>> BEGIN

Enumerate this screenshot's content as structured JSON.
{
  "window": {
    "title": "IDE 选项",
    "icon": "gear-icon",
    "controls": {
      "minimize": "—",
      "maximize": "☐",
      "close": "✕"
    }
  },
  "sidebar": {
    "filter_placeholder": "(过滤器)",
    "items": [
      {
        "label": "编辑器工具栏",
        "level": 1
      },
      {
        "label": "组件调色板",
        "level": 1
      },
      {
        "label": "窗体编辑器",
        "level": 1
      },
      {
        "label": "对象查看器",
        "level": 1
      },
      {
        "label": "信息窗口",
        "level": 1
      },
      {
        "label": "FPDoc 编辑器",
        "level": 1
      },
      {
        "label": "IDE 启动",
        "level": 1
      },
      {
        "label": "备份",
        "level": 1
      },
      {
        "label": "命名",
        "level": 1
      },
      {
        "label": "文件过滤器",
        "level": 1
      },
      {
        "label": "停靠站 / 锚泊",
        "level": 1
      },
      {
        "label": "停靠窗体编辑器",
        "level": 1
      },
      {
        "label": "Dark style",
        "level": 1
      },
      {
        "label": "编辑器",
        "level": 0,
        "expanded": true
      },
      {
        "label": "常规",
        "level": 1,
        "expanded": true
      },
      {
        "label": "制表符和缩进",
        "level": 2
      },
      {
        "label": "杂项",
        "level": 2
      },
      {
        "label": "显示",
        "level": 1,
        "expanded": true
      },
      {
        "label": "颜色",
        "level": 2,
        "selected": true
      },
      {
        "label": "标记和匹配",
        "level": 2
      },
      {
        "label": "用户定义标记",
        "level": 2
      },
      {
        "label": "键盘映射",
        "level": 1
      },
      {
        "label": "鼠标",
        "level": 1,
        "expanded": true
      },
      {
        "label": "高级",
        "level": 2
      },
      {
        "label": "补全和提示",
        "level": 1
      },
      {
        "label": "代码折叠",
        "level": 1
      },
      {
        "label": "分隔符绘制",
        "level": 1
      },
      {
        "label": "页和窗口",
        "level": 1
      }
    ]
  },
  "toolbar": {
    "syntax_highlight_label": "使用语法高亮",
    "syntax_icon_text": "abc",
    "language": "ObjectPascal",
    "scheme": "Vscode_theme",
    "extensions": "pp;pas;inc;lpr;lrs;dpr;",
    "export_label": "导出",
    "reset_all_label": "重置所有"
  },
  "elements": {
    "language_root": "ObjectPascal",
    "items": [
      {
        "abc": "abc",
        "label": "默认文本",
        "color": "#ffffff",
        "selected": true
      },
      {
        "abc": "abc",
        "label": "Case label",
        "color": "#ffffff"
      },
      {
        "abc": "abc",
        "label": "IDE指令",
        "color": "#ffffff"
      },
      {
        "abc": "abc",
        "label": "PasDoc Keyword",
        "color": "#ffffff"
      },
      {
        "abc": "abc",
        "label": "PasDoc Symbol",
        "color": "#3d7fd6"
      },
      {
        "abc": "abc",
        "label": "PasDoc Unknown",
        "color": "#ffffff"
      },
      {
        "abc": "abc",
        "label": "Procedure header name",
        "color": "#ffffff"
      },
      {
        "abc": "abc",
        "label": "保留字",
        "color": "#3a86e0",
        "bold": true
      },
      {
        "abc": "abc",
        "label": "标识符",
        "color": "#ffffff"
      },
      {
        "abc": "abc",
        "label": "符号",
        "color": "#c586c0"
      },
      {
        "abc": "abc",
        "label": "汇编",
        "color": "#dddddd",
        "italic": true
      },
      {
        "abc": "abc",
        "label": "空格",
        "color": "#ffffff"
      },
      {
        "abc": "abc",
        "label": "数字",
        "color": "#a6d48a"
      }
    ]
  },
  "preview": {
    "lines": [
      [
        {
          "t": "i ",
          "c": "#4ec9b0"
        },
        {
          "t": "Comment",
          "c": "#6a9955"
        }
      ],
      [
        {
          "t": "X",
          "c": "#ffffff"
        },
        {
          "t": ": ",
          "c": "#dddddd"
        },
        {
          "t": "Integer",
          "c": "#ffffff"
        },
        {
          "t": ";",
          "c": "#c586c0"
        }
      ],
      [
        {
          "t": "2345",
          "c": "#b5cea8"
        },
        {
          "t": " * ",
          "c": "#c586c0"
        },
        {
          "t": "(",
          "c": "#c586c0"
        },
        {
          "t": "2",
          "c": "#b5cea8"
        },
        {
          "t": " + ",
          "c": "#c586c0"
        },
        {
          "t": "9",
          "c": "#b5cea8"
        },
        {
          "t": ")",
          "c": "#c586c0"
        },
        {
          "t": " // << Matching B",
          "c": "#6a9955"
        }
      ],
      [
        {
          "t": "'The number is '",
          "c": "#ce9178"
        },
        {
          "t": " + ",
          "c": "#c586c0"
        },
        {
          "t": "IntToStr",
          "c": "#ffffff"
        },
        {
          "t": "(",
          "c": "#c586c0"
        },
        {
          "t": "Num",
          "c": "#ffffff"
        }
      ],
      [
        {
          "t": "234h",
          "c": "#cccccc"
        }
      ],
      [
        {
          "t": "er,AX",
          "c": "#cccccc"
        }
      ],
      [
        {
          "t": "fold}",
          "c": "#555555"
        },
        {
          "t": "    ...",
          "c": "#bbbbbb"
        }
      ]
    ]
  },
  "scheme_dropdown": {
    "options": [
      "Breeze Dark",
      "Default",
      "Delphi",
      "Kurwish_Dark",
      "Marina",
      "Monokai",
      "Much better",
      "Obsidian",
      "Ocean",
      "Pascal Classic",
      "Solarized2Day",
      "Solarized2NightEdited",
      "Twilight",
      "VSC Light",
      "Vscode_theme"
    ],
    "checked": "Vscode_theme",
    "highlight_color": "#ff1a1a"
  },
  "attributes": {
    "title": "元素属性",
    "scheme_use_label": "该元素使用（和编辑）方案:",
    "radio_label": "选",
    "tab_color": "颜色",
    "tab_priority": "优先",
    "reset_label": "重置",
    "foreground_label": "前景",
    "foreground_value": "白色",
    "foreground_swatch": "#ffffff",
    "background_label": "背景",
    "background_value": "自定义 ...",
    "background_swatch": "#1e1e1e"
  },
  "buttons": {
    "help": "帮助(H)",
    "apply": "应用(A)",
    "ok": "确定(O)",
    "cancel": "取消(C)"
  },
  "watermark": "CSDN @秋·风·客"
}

>> END

§ WORK TO DO
Write out all the data again, exactly as it appears.

§ RESPONSE
Enumerate this screenshot's content as structured JSON.
{
  "window": {
    "title": "IDE 选项",
    "icon": "gear-icon",
    "controls": {
      "minimize": "—",
      "maximize": "☐",
      "close": "✕"
    }
  },
  "sidebar": {
    "filter_placeholder": "(过滤器)",
    "items": [
      {
        "label": "编辑器工具栏",
        "level": 1
      },
      {
        "label": "组件调色板",
        "level": 1
      },
      {
        "label": "窗体编辑器",
        "level": 1
      },
      {
        "label": "对象查看器",
        "level": 1
      },
      {
        "label": "信息窗口",
        "level": 1
      },
      {
        "label": "FPDoc 编辑器",
        "level": 1
      },
      {
        "label": "IDE 启动",
        "level": 1
      },
      {
        "label": "备份",
        "level": 1
      },
      {
        "label": "命名",
        "level": 1
      },
      {
        "label": "文件过滤器",
        "level": 1
      },
      {
        "label": "停靠站 / 锚泊",
        "level": 1
      },
      {
        "label": "停靠窗体编辑器",
        "level": 1
      },
      {
        "label": "Dark style",
        "level": 1
      },
      {
        "label": "编辑器",
        "level": 0,
        "expanded": true
      },
      {
        "label": "常规",
        "level": 1,
        "expanded": true
      },
      {
        "label": "制表符和缩进",
        "level": 2
      },
      {
        "label": "杂项",
        "level": 2
      },
      {
        "label": "显示",
        "level": 1,
        "expanded": true
      },
      {
        "label": "颜色",
        "level": 2,
        "selected": true
      },
      {
        "label": "标记和匹配",
        "level": 2
      },
      {
        "label": "用户定义标记",
        "level": 2
      },
      {
        "label": "键盘映射",
        "level": 1
      },
      {
        "label": "鼠标",
        "level": 1,
        "expanded": true
      },
      {
        "label": "高级",
        "level": 2
      },
      {
        "label": "补全和提示",
        "level": 1
      },
      {
        "label": "代码折叠",
        "level": 1
      },
      {
        "label": "分隔符绘制",
        "level": 1
      },
      {
        "label": "页和窗口",
        "level": 1
      }
    ]
  },
  "toolbar": {
    "syntax_highlight_label": "使用语法高亮",
    "syntax_icon_text": "abc",
    "language": "ObjectPascal",
    "scheme": "Vscode_theme",
    "extensions": "pp;pas;inc;lpr;lrs;dpr;",
    "export_label": "导出",
    "reset_all_label": "重置所有"
  },
  "elements": {
    "language_root": "ObjectPascal",
    "items": [
      {
        "abc": "abc",
        "label": "默认文本",
        "color": "#ffffff",
        "selected": true
      },
      {
        "abc": "abc",
        "label": "Case label",
        "color": "#ffffff"
      },
      {
        "abc": "abc",
        "label": "IDE指令",
        "color": "#ffffff"
      },
      {
        "abc": "abc",
        "label": "PasDoc Keyword",
        "color": "#ffffff"
      },
      {
        "abc": "abc",
        "label": "PasDoc Symbol",
        "color": "#3d7fd6"
      },
      {
        "abc": "abc",
        "label": "PasDoc Unknown",
        "color": "#ffffff"
      },
      {
        "abc": "abc",
        "label": "Procedure header name",
        "color": "#ffffff"
      },
      {
        "abc": "abc",
        "label": "保留字",
        "color": "#3a86e0",
        "bold": true
      },
      {
        "abc": "abc",
        "label": "标识符",
        "color": "#ffffff"
      },
      {
        "abc": "abc",
        "label": "符号",
        "color": "#c586c0"
      },
      {
        "abc": "abc",
        "label": "汇编",
        "color": "#dddddd",
        "italic": true
      },
      {
        "abc": "abc",
        "label": "空格",
        "color": "#ffffff"
      },
      {
        "abc": "abc",
        "label": "数字",
        "color": "#a6d48a"
      }
    ]
  },
  "preview": {
    "lines": [
      [
        {
          "t": "i ",
          "c": "#4ec9b0"
        },
        {
          "t": "Comment",
          "c": "#6a9955"
        }
      ],
      [
        {
          "t": "X",
          "c": "#ffffff"
        },
        {
          "t": ": ",
          "c": "#dddddd"
        },
        {
          "t": "Integer",
          "c": "#ffffff"
        },
        {
          "t": ";",
          "c": "#c586c0"
        }
      ],
      [
        {
          "t": "2345",
          "c": "#b5cea8"
        },
        {
          "t": " * ",
          "c": "#c586c0"
        },
        {
          "t": "(",
          "c": "#c586c0"
        },
        {
          "t": "2",
          "c": "#b5cea8"
        },
        {
          "t": " + ",
          "c": "#c586c0"
        },
        {
          "t": "9",
          "c": "#b5cea8"
        },
        {
          "t": ")",
          "c": "#c586c0"
        },
        {
          "t": " // << Matching B",
          "c": "#6a9955"
        }
      ],
      [
        {
          "t": "'The number is '",
          "c": "#ce9178"
        },
        {
          "t": " + ",
          "c": "#c586c0"
        },
        {
          "t": "IntToStr",
          "c": "#ffffff"
        },
        {
          "t": "(",
          "c": "#c586c0"
        },
        {
          "t": "Num",
          "c": "#ffffff"
        }
      ],
      [
        {
          "t": "234h",
          "c": "#cccccc"
        }
      ],
      [
        {
          "t": "er,AX",
          "c": "#cccccc"
        }
      ],
      [
        {
          "t": "fold}",
          "c": "#555555"
        },
        {
          "t": "    ...",
          "c": "#bbbbbb"
        }
      ]
    ]
  },
  "scheme_dropdown": {
    "options": [
      "Breeze Dark",
      "Default",
      "Delphi",
      "Kurwish_Dark",
      "Marina",
      "Monokai",
      "Much better",
      "Obsidian",
      "Ocean",
      "Pascal Classic",
      "Solarized2Day",
      "Solarized2NightEdited",
      "Twilight",
      "VSC Light",
      "Vscode_theme"
    ],
    "checked": "Vscode_theme",
    "highlight_color": "#ff1a1a"
  },
  "attributes": {
    "title": "元素属性",
    "scheme_use_label": "该元素使用（和编辑）方案:",
    "radio_label": "选",
    "tab_color": "颜色",
    "tab_priority": "优先",
    "reset_label": "重置",
    "foreground_label": "前景",
    "foreground_value": "白色",
    "foreground_swatch": "#ffffff",
    "background_label": "背景",
    "background_value": "自定义 ...",
    "background_swatch": "#1e1e1e"
  },
  "buttons": {
    "help": "帮助(H)",
    "apply": "应用(A)",
    "ok": "确定(O)",
    "cancel": "取消(C)"
  },
  "watermark": "CSDN @秋·风·客"
}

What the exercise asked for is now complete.